PROMPT: The records below hold pictures; please leave those out and retype the rest exactly.

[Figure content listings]
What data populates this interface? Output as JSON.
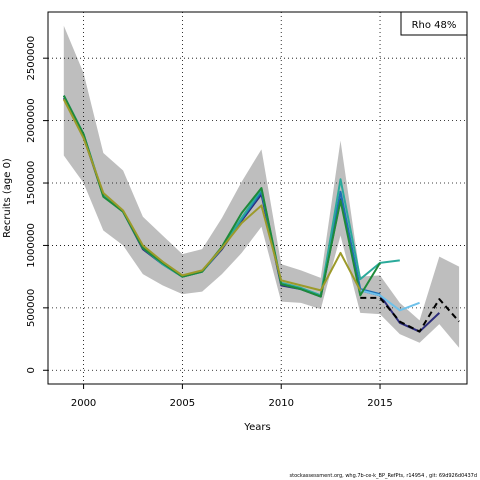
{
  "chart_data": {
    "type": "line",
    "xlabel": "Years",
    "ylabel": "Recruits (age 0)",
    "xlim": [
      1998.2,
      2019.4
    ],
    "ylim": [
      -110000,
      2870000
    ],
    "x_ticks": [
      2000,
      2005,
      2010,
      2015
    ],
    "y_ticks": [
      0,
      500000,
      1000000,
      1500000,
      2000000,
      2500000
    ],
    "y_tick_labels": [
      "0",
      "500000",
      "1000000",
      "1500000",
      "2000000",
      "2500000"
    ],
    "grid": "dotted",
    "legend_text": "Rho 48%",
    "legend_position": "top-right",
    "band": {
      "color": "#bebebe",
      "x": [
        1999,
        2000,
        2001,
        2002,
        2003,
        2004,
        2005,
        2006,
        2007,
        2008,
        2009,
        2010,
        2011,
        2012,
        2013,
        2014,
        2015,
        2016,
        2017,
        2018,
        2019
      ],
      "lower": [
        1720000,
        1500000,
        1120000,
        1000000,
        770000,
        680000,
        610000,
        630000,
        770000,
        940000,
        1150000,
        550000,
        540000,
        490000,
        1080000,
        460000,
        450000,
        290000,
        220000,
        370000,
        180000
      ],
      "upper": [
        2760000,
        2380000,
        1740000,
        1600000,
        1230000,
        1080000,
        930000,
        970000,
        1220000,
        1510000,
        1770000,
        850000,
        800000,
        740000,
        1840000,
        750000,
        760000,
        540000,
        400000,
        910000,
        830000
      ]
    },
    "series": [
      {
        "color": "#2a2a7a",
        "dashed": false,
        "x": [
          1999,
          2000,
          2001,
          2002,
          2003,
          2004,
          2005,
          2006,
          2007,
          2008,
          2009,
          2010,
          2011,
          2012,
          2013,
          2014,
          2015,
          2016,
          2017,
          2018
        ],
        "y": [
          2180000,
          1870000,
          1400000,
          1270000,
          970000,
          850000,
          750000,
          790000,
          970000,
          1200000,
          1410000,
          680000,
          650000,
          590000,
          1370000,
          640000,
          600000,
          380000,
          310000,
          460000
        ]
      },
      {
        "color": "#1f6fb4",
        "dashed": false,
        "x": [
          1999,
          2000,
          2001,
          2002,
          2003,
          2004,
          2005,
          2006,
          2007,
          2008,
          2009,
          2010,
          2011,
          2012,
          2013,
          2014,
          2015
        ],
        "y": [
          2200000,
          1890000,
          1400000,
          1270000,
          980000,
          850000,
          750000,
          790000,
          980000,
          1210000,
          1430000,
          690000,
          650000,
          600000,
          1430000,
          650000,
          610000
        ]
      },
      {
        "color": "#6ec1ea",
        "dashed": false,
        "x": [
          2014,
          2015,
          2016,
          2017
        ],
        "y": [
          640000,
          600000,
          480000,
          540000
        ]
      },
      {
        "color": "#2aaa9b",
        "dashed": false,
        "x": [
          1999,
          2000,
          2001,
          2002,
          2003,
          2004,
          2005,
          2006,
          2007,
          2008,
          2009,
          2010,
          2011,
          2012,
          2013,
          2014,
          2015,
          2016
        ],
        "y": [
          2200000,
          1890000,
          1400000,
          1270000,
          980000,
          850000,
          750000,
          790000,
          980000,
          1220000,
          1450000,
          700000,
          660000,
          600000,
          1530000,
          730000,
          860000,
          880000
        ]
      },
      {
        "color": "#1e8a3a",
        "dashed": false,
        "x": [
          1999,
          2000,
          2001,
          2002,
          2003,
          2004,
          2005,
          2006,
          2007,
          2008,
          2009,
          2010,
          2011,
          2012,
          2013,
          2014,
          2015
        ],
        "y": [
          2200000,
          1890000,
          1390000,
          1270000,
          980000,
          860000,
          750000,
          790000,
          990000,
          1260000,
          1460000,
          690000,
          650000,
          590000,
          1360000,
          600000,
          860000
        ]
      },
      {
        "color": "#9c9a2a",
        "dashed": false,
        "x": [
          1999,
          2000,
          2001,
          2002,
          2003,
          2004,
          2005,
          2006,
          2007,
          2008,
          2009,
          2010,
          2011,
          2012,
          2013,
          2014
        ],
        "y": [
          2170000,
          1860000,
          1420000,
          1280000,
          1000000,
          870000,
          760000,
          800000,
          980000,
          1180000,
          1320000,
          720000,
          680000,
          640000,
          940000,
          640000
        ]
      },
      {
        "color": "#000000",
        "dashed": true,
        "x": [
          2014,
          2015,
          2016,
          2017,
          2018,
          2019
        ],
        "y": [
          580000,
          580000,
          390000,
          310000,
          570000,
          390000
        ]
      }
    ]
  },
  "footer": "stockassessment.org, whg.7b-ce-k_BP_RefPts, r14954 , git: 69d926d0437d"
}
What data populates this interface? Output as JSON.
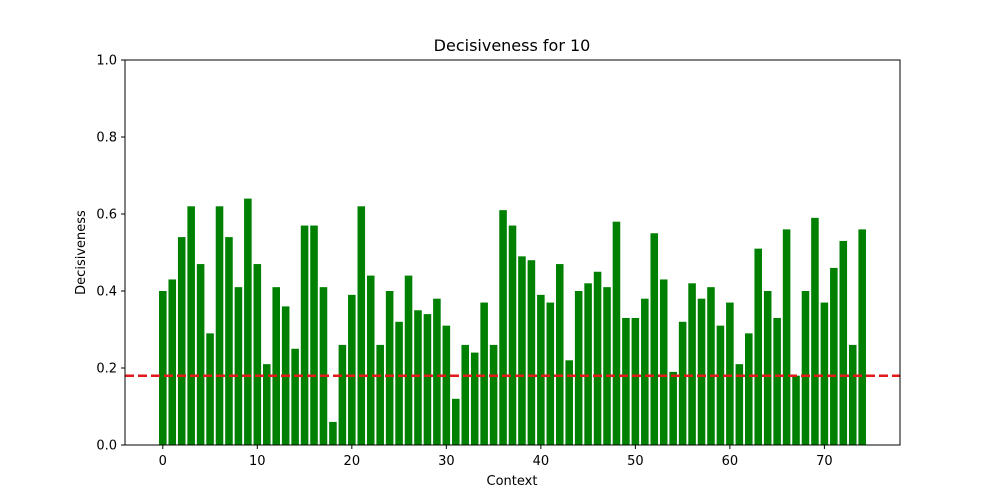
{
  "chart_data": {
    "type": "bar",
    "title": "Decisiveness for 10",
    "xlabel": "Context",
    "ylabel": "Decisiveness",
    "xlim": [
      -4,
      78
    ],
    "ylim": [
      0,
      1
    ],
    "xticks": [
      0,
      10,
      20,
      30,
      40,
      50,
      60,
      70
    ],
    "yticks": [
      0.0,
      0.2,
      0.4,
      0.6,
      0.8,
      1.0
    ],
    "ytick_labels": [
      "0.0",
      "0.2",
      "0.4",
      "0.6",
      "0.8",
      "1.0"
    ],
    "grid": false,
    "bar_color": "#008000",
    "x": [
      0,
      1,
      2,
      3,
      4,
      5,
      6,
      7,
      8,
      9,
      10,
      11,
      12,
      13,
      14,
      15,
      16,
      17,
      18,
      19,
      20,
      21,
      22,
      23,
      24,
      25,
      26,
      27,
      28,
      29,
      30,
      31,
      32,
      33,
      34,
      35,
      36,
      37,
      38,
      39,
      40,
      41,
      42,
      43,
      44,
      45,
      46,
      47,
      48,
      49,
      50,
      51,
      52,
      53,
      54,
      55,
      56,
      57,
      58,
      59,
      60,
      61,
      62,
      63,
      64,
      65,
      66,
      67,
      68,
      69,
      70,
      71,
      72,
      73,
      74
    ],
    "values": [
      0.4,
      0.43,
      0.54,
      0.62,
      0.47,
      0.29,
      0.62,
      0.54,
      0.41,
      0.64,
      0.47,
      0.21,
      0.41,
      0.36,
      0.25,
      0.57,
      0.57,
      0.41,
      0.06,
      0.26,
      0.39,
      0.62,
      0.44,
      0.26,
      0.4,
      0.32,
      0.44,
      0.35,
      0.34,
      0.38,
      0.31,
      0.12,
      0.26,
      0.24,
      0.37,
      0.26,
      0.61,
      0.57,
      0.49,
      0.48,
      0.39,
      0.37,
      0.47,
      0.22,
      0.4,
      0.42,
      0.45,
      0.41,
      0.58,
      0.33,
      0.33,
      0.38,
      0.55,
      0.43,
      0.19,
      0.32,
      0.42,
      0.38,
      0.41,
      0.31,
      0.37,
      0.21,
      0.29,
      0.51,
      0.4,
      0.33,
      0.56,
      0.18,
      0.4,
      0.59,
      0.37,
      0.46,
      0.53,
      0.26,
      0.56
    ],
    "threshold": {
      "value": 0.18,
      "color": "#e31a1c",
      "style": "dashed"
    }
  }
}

REPLY:
What data populates this interface? Output as JSON.
{
  "chart_data": {
    "type": "line",
    "xlabel": "Years",
    "ylabel": "Recruits (age 0)",
    "xlim": [
      1998.2,
      2019.4
    ],
    "ylim": [
      -110000,
      2870000
    ],
    "x_ticks": [
      2000,
      2005,
      2010,
      2015
    ],
    "y_ticks": [
      0,
      500000,
      1000000,
      1500000,
      2000000,
      2500000
    ],
    "y_tick_labels": [
      "0",
      "500000",
      "1000000",
      "1500000",
      "2000000",
      "2500000"
    ],
    "grid": "dotted",
    "legend_text": "Rho 48%",
    "legend_position": "top-right",
    "band": {
      "color": "#bebebe",
      "x": [
        1999,
        2000,
        2001,
        2002,
        2003,
        2004,
        2005,
        2006,
        2007,
        2008,
        2009,
        2010,
        2011,
        2012,
        2013,
        2014,
        2015,
        2016,
        2017,
        2018,
        2019
      ],
      "lower": [
        1720000,
        1500000,
        1120000,
        1000000,
        770000,
        680000,
        610000,
        630000,
        770000,
        940000,
        1150000,
        550000,
        540000,
        490000,
        1080000,
        460000,
        450000,
        290000,
        220000,
        370000,
        180000
      ],
      "upper": [
        2760000,
        2380000,
        1740000,
        1600000,
        1230000,
        1080000,
        930000,
        970000,
        1220000,
        1510000,
        1770000,
        850000,
        800000,
        740000,
        1840000,
        750000,
        760000,
        540000,
        400000,
        910000,
        830000
      ]
    },
    "series": [
      {
        "color": "#2a2a7a",
        "dashed": false,
        "x": [
          1999,
          2000,
          2001,
          2002,
          2003,
          2004,
          2005,
          2006,
          2007,
          2008,
          2009,
          2010,
          2011,
          2012,
          2013,
          2014,
          2015,
          2016,
          2017,
          2018
        ],
        "y": [
          2180000,
          1870000,
          1400000,
          1270000,
          970000,
          850000,
          750000,
          790000,
          970000,
          1200000,
          1410000,
          680000,
          650000,
          590000,
          1370000,
          640000,
          600000,
          380000,
          310000,
          460000
        ]
      },
      {
        "color": "#1f6fb4",
        "dashed": false,
        "x": [
          1999,
          2000,
          2001,
          2002,
          2003,
          2004,
          2005,
          2006,
          2007,
          2008,
          2009,
          2010,
          2011,
          2012,
          2013,
          2014,
          2015
        ],
        "y": [
          2200000,
          1890000,
          1400000,
          1270000,
          980000,
          850000,
          750000,
          790000,
          980000,
          1210000,
          1430000,
          690000,
          650000,
          600000,
          1430000,
          650000,
          610000
        ]
      },
      {
        "color": "#6ec1ea",
        "dashed": false,
        "x": [
          2014,
          2015,
          2016,
          2017
        ],
        "y": [
          640000,
          600000,
          480000,
          540000
        ]
      },
      {
        "color": "#2aaa9b",
        "dashed": false,
        "x": [
          1999,
          2000,
          2001,
          2002,
          2003,
          2004,
          2005,
          2006,
          2007,
          2008,
          2009,
          2010,
          2011,
          2012,
          2013,
          2014,
          2015,
          2016
        ],
        "y": [
          2200000,
          1890000,
          1400000,
          1270000,
          980000,
          850000,
          750000,
          790000,
          980000,
          1220000,
          1450000,
          700000,
          660000,
          600000,
          1530000,
          730000,
          860000,
          880000
        ]
      },
      {
        "color": "#1e8a3a",
        "dashed": false,
        "x": [
          1999,
          2000,
          2001,
          2002,
          2003,
          2004,
          2005,
          2006,
          2007,
          2008,
          2009,
          2010,
          2011,
          2012,
          2013,
          2014,
          2015
        ],
        "y": [
          2200000,
          1890000,
          1390000,
          1270000,
          980000,
          860000,
          750000,
          790000,
          990000,
          1260000,
          1460000,
          690000,
          650000,
          590000,
          1360000,
          600000,
          860000
        ]
      },
      {
        "color": "#9c9a2a",
        "dashed": false,
        "x": [
          1999,
          2000,
          2001,
          2002,
          2003,
          2004,
          2005,
          2006,
          2007,
          2008,
          2009,
          2010,
          2011,
          2012,
          2013,
          2014
        ],
        "y": [
          2170000,
          1860000,
          1420000,
          1280000,
          1000000,
          870000,
          760000,
          800000,
          980000,
          1180000,
          1320000,
          720000,
          680000,
          640000,
          940000,
          640000
        ]
      },
      {
        "color": "#000000",
        "dashed": true,
        "x": [
          2014,
          2015,
          2016,
          2017,
          2018,
          2019
        ],
        "y": [
          580000,
          580000,
          390000,
          310000,
          570000,
          390000
        ]
      }
    ]
  },
  "footer": "stockassessment.org, whg.7b-ce-k_BP_RefPts, r14954 , git: 69d926d0437d"
}
What data populates this interface? Output as JSON.
{
  "chart_data": {
    "type": "bar",
    "title": "Decisiveness for 10",
    "xlabel": "Context",
    "ylabel": "Decisiveness",
    "xlim": [
      -4,
      78
    ],
    "ylim": [
      0,
      1
    ],
    "xticks": [
      0,
      10,
      20,
      30,
      40,
      50,
      60,
      70
    ],
    "yticks": [
      0.0,
      0.2,
      0.4,
      0.6,
      0.8,
      1.0
    ],
    "ytick_labels": [
      "0.0",
      "0.2",
      "0.4",
      "0.6",
      "0.8",
      "1.0"
    ],
    "grid": false,
    "bar_color": "#008000",
    "x": [
      0,
      1,
      2,
      3,
      4,
      5,
      6,
      7,
      8,
      9,
      10,
      11,
      12,
      13,
      14,
      15,
      16,
      17,
      18,
      19,
      20,
      21,
      22,
      23,
      24,
      25,
      26,
      27,
      28,
      29,
      30,
      31,
      32,
      33,
      34,
      35,
      36,
      37,
      38,
      39,
      40,
      41,
      42,
      43,
      44,
      45,
      46,
      47,
      48,
      49,
      50,
      51,
      52,
      53,
      54,
      55,
      56,
      57,
      58,
      59,
      60,
      61,
      62,
      63,
      64,
      65,
      66,
      67,
      68,
      69,
      70,
      71,
      72,
      73,
      74
    ],
    "values": [
      0.4,
      0.43,
      0.54,
      0.62,
      0.47,
      0.29,
      0.62,
      0.54,
      0.41,
      0.64,
      0.47,
      0.21,
      0.41,
      0.36,
      0.25,
      0.57,
      0.57,
      0.41,
      0.06,
      0.26,
      0.39,
      0.62,
      0.44,
      0.26,
      0.4,
      0.32,
      0.44,
      0.35,
      0.34,
      0.38,
      0.31,
      0.12,
      0.26,
      0.24,
      0.37,
      0.26,
      0.61,
      0.57,
      0.49,
      0.48,
      0.39,
      0.37,
      0.47,
      0.22,
      0.4,
      0.42,
      0.45,
      0.41,
      0.58,
      0.33,
      0.33,
      0.38,
      0.55,
      0.43,
      0.19,
      0.32,
      0.42,
      0.38,
      0.41,
      0.31,
      0.37,
      0.21,
      0.29,
      0.51,
      0.4,
      0.33,
      0.56,
      0.18,
      0.4,
      0.59,
      0.37,
      0.46,
      0.53,
      0.26,
      0.56
    ],
    "threshold": {
      "value": 0.18,
      "color": "#e31a1c",
      "style": "dashed"
    }
  }
}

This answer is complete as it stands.